- **Required task**: Look through the lines below and extract any with the word "getDuration".
········
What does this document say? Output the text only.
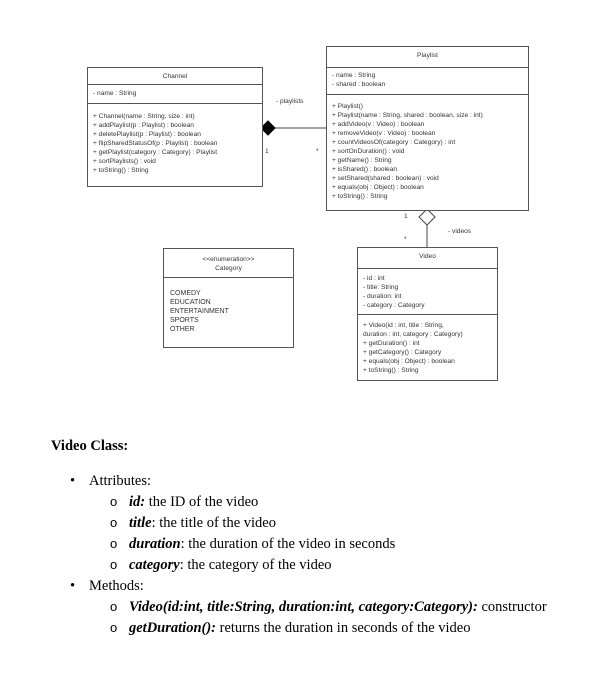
Channel
- name : String
+ Channel(name : String, size : int)
+ addPlaylist(p : Playlist) : boolean
+ deletePlaylist(p : Playlist) : boolean
+ flipSharedStatusOf(p : Playlist) : boolean
+ getPlaylist(category : Category) : Playlist
+ sortPlaylists() : void
+ toString() : String
Playlist
- name : String
- shared : boolean
+ Playlist()
+ Playlist(name : String, shared : boolean, size : int)
+ addVideo(v : Video) : boolean
+ removeVideo(v : Video) : boolean
+ countVideosOf(category : Category) : int
+ sortOnDuration() : void
+ getName() : String
+ isShared() : boolean
+ setShared(shared : boolean) : void
+ equals(obj : Object) : boolean
+ toString() : String
<<enumeration>>
Category
COMEDY
EDUCATION
ENTERTAINMENT
SPORTS
OTHER
Video
- id : int
- title: String
- duration: int
- category : Category
+ Video(id : int, title : String,
duration : int, category : Category)
+ getDuration() : int
+ getCategory() : Category
+ equals(obj : Object) : boolean
+ toString() : String
- playlists
1	*
- videos
1
*
Video Class:
• Attributes:
o id: the ID of the video
o title: the title of the video
o duration: the duration of the video in seconds
o category: the category of the video
• Methods:
o Video(id:int, title:String, duration:int, category:Category): constructor
o getDuration(): returns the duration in seconds of the video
········
- **Written response**:
+ getDuration() : int
o getDuration(): returns the duration in seconds of the video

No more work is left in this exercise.